Find each line holding the word "with" and give the total alone.

### DATASET EXCERPTS ###

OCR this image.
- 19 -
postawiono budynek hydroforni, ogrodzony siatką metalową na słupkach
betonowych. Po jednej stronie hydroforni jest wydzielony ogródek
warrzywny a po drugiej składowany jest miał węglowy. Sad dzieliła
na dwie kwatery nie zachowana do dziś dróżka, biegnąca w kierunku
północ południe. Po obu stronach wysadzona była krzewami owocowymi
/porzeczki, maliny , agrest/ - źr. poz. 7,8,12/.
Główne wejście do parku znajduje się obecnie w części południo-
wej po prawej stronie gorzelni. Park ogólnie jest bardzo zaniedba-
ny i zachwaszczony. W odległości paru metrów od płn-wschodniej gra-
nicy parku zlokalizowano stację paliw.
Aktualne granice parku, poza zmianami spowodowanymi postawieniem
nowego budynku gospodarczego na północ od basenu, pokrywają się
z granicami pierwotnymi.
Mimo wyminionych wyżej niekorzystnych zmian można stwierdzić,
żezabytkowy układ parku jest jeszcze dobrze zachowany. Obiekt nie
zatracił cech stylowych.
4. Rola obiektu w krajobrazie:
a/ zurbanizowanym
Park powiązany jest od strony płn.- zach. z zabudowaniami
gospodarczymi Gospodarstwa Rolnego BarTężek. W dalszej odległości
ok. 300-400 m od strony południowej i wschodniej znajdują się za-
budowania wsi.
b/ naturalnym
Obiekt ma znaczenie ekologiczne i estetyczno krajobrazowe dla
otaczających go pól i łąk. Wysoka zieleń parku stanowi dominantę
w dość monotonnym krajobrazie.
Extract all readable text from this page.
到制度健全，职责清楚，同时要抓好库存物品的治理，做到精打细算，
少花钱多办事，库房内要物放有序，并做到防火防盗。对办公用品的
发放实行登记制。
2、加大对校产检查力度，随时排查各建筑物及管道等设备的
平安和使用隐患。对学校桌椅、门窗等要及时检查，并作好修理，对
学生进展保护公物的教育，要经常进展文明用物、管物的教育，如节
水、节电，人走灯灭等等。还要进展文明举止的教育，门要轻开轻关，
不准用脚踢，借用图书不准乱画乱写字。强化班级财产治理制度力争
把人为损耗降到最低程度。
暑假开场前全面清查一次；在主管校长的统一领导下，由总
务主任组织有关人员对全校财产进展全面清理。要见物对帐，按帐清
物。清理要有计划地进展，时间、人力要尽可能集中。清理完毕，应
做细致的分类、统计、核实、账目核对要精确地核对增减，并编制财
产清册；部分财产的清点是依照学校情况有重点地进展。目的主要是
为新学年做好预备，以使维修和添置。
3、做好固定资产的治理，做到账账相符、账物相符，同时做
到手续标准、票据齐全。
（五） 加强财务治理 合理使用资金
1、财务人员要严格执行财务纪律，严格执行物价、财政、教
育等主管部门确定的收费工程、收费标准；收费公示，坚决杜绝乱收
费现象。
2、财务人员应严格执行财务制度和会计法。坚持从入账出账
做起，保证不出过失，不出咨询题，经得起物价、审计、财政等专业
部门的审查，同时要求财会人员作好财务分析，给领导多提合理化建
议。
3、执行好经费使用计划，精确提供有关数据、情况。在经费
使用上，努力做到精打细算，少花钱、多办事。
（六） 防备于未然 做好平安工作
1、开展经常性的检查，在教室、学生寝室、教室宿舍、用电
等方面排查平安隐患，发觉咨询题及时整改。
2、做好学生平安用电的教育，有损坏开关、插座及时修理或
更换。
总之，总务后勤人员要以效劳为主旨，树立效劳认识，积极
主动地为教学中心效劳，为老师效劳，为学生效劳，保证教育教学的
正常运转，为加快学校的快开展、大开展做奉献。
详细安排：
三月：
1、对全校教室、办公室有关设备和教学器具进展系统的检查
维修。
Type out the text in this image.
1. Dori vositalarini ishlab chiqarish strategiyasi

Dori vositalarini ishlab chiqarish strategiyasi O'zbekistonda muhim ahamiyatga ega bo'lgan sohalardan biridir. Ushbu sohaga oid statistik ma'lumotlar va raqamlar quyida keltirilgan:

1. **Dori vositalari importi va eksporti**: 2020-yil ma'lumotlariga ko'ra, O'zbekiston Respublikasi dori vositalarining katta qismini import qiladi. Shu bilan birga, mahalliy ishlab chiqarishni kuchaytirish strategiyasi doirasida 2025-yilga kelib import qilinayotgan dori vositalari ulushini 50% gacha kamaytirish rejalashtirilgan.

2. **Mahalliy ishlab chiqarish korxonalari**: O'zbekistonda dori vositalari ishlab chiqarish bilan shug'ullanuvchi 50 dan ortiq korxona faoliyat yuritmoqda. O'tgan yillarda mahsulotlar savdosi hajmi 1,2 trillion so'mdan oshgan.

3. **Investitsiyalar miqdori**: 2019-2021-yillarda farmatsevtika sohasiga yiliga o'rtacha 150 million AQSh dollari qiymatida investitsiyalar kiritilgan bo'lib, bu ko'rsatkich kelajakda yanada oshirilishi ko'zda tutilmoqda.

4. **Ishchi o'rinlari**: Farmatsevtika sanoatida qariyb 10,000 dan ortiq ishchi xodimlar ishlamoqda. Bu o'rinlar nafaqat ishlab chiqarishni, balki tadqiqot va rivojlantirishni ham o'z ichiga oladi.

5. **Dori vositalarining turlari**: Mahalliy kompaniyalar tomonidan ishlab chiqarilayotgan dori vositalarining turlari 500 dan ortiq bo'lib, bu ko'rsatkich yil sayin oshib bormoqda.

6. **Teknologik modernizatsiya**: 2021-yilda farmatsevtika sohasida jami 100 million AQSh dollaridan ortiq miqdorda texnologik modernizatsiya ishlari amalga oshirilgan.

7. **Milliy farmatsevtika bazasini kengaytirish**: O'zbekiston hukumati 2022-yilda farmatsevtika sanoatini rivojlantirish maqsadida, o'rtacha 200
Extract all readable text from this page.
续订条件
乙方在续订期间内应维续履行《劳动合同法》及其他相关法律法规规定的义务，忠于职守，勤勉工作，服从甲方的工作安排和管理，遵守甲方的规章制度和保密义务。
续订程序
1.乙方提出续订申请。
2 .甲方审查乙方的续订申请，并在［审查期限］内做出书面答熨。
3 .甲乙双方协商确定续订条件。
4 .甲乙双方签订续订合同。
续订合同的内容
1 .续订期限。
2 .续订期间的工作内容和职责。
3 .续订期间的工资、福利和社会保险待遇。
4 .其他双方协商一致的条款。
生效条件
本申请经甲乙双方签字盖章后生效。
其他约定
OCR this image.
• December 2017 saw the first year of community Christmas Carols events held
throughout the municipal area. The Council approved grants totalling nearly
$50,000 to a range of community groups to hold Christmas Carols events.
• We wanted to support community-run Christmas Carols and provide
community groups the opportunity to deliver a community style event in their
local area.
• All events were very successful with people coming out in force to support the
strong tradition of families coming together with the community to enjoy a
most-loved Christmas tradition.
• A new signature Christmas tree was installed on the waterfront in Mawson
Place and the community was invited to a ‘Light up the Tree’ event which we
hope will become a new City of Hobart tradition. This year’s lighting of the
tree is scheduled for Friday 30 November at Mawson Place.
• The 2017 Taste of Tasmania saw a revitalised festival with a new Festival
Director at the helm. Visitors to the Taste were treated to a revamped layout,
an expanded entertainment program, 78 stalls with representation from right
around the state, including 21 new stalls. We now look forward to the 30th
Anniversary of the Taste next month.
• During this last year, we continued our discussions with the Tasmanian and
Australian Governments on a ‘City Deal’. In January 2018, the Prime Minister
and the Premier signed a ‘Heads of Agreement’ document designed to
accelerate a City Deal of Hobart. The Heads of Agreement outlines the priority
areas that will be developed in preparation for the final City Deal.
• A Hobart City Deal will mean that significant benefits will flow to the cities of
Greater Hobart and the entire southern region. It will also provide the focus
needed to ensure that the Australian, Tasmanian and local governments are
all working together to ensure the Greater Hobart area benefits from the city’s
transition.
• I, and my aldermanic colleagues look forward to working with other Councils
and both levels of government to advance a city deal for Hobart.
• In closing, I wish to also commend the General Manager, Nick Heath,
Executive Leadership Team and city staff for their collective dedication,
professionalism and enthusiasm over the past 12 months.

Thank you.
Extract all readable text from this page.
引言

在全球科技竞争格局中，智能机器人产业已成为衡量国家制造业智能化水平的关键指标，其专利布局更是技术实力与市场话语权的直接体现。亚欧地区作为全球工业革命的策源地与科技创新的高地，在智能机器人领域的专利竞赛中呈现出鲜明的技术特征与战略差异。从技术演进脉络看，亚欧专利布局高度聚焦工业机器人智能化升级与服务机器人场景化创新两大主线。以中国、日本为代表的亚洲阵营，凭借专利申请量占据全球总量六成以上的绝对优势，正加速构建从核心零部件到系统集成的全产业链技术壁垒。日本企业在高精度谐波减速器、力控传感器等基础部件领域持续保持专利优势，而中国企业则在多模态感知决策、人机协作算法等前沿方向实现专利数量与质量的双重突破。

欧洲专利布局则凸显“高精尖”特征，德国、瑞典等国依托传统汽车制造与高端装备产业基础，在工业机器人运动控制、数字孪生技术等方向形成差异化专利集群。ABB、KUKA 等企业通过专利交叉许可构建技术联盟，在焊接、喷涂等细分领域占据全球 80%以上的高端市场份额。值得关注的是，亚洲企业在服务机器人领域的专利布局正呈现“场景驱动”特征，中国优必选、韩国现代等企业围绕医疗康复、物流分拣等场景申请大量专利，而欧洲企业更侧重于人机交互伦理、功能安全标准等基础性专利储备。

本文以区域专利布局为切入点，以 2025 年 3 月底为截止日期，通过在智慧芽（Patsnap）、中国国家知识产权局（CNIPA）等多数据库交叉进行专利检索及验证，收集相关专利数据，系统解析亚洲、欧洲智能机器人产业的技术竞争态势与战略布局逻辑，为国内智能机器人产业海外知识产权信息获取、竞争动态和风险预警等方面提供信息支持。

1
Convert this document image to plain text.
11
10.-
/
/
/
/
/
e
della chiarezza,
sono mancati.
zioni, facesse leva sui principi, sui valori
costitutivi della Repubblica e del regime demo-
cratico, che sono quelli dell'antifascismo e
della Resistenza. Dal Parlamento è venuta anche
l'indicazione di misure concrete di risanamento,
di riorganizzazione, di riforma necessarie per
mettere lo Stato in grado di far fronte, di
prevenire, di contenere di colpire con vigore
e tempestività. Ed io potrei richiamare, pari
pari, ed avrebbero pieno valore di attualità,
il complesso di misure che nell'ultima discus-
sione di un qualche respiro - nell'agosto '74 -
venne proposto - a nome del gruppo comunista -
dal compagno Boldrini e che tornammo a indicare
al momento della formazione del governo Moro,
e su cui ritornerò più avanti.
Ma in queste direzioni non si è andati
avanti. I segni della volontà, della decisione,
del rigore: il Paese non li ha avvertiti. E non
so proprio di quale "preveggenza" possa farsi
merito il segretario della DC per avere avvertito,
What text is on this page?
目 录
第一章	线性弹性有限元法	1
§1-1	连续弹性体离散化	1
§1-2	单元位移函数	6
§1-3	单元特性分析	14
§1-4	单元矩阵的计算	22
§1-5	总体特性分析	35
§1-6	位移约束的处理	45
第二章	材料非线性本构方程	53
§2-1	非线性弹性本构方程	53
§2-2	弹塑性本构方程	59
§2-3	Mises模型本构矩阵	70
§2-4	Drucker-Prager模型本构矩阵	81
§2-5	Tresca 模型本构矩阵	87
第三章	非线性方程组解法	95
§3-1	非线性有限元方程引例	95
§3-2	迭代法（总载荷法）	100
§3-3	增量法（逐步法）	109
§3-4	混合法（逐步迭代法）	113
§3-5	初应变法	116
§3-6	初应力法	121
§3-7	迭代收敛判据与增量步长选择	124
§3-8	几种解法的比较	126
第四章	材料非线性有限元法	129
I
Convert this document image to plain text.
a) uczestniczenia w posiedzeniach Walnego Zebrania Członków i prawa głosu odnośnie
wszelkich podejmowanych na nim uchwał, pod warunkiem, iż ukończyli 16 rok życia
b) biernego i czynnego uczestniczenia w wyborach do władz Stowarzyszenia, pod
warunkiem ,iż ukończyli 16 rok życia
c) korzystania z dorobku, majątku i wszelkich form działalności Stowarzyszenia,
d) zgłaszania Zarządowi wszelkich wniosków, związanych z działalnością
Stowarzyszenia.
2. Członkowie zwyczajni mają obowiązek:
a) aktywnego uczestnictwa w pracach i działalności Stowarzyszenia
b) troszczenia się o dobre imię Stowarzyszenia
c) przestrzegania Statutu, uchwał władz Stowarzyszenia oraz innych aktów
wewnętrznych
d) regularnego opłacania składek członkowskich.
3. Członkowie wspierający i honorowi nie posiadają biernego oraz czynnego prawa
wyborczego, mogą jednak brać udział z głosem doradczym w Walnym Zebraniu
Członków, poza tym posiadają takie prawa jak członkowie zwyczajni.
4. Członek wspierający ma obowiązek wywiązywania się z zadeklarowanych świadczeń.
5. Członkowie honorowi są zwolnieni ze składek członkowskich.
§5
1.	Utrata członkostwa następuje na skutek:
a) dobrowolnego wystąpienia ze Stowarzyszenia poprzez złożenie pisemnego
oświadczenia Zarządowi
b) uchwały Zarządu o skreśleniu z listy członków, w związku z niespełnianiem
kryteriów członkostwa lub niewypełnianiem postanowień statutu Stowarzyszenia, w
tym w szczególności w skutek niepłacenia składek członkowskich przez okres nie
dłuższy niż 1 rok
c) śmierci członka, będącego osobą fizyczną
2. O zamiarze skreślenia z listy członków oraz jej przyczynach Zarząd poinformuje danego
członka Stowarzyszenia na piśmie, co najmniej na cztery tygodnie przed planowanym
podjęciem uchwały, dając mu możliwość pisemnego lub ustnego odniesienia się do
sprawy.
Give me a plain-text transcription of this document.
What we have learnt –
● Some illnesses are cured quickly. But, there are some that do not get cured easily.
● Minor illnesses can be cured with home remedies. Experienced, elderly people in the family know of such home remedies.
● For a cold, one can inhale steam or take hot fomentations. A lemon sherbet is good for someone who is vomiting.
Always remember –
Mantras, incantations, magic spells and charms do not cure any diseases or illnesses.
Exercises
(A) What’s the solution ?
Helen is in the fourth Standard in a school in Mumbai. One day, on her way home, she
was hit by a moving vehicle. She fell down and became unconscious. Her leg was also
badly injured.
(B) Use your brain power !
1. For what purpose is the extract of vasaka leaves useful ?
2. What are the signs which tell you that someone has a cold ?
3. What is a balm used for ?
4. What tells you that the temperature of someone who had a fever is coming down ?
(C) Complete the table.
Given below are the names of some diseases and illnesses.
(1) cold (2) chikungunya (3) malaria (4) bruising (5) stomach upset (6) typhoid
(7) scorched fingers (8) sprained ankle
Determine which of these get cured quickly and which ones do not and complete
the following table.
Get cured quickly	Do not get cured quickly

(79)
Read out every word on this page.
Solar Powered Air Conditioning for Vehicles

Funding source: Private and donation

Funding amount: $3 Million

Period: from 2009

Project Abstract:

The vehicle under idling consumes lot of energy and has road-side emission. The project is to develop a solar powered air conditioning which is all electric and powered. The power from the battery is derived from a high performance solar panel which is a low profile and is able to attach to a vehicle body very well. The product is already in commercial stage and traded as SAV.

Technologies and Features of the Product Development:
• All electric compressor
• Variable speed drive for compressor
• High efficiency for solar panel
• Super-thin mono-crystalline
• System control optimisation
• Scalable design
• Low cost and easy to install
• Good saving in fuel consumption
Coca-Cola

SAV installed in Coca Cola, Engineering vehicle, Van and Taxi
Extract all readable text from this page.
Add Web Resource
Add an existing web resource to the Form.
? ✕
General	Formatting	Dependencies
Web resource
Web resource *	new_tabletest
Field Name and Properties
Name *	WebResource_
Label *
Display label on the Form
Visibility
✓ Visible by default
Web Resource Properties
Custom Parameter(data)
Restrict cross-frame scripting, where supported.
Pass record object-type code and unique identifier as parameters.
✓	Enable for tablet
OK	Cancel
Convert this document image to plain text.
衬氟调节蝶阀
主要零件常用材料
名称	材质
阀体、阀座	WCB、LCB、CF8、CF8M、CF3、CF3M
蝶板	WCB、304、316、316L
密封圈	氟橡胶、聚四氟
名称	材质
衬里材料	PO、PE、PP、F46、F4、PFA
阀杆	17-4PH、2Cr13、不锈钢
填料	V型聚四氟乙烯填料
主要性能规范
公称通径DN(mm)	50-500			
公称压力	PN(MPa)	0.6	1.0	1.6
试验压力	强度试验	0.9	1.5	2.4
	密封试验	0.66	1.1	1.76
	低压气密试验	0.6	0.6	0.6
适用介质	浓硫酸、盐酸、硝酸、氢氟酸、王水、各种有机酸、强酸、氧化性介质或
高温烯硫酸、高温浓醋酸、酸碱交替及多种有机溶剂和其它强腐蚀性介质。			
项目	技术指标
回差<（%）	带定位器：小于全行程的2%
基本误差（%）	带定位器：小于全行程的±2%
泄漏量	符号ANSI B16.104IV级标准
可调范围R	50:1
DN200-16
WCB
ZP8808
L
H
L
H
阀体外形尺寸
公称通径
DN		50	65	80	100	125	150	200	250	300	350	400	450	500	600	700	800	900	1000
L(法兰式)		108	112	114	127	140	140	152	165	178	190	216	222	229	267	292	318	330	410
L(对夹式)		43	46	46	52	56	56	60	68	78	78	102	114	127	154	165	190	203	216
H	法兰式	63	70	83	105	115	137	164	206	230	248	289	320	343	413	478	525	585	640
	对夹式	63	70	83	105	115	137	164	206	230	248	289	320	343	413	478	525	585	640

###

• **EXPECTED ANSWER**
7